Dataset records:
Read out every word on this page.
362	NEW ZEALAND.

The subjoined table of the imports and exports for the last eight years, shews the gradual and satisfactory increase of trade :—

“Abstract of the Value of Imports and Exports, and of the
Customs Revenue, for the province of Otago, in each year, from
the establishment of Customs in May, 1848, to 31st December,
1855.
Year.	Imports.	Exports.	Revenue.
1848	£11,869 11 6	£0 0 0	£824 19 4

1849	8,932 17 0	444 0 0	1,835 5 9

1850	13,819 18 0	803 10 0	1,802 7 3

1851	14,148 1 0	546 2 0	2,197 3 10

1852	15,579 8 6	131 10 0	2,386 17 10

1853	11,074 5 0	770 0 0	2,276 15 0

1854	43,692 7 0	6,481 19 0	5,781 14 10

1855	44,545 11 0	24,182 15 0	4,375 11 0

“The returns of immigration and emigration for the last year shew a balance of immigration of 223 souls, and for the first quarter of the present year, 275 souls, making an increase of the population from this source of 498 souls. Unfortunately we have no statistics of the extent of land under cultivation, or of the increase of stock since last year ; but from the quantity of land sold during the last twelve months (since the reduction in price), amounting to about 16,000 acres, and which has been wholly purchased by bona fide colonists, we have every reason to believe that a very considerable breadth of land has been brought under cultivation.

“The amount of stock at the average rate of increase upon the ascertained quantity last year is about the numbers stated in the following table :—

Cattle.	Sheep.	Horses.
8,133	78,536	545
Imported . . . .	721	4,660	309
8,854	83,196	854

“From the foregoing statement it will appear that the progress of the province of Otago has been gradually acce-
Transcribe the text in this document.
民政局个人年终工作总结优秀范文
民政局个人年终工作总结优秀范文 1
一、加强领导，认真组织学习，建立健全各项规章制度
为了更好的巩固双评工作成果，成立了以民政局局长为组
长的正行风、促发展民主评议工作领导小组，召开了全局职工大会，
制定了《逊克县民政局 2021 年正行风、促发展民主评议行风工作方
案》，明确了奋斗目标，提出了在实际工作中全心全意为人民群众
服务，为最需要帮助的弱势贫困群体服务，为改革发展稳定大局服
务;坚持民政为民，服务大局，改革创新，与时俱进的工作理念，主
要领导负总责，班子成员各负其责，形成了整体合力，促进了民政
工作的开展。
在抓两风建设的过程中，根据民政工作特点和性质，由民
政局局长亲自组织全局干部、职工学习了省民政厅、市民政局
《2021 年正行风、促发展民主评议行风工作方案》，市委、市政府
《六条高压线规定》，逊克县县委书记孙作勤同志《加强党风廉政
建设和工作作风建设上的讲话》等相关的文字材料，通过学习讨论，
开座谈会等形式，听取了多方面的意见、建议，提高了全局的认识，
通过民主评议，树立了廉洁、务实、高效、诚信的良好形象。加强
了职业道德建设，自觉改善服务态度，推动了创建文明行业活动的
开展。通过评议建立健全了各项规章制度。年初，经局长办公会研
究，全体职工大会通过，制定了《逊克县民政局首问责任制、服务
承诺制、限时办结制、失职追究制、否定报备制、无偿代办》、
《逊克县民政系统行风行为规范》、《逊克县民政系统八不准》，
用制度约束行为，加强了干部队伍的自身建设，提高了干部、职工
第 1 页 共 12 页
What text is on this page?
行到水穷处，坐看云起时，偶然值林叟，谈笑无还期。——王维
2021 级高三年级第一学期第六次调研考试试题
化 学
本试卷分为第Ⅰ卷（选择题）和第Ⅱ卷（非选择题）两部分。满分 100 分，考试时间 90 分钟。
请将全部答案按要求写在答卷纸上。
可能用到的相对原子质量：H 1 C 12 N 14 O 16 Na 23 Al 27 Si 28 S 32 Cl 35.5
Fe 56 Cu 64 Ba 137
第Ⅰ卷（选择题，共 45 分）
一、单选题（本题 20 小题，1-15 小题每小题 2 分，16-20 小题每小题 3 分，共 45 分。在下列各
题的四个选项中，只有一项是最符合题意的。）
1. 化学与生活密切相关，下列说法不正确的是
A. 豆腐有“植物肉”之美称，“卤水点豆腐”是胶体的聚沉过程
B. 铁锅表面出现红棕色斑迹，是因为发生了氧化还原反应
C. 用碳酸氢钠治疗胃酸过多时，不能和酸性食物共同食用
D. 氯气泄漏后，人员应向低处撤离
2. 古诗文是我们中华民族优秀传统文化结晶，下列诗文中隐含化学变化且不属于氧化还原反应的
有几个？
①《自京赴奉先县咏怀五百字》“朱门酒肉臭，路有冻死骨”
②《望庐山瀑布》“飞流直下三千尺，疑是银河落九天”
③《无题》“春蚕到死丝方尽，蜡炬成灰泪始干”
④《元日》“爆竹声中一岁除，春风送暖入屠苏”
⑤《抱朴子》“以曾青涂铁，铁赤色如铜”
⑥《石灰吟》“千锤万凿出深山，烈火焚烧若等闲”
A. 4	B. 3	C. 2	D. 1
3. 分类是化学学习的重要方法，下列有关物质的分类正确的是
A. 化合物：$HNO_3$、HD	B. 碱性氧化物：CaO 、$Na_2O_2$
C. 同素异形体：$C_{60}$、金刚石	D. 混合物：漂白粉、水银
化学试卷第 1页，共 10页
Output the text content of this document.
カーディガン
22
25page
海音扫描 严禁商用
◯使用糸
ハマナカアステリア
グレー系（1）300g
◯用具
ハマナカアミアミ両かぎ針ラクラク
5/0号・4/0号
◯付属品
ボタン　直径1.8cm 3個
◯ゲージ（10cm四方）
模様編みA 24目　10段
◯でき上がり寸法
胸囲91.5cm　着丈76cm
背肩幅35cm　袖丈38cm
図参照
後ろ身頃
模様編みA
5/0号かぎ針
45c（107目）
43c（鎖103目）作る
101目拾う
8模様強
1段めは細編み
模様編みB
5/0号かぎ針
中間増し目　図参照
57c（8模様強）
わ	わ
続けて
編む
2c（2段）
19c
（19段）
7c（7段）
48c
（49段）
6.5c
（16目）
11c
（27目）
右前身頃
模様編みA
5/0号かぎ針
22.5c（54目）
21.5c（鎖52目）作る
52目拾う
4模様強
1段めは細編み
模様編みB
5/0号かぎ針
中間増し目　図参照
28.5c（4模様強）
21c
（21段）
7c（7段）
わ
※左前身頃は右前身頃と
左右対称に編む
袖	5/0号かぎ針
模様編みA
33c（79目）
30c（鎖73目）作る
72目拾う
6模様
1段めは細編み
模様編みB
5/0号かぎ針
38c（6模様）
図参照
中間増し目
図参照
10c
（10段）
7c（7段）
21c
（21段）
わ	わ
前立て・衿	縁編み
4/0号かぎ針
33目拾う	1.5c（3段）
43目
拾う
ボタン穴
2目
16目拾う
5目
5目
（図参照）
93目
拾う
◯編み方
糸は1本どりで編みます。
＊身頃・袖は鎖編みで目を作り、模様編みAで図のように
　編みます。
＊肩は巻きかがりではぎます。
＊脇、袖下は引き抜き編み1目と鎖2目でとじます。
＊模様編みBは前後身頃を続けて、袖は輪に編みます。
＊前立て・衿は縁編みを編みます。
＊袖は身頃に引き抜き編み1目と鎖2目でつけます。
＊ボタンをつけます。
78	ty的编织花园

TASK DETAILS
Pull out all lines in the data above that include "Otago".

RESULT OF THIS EXERCISE
Customs Revenue, for the province of Otago, in each year, from
“From the foregoing statement it will appear that the progress of the province of Otago has been gradually acce-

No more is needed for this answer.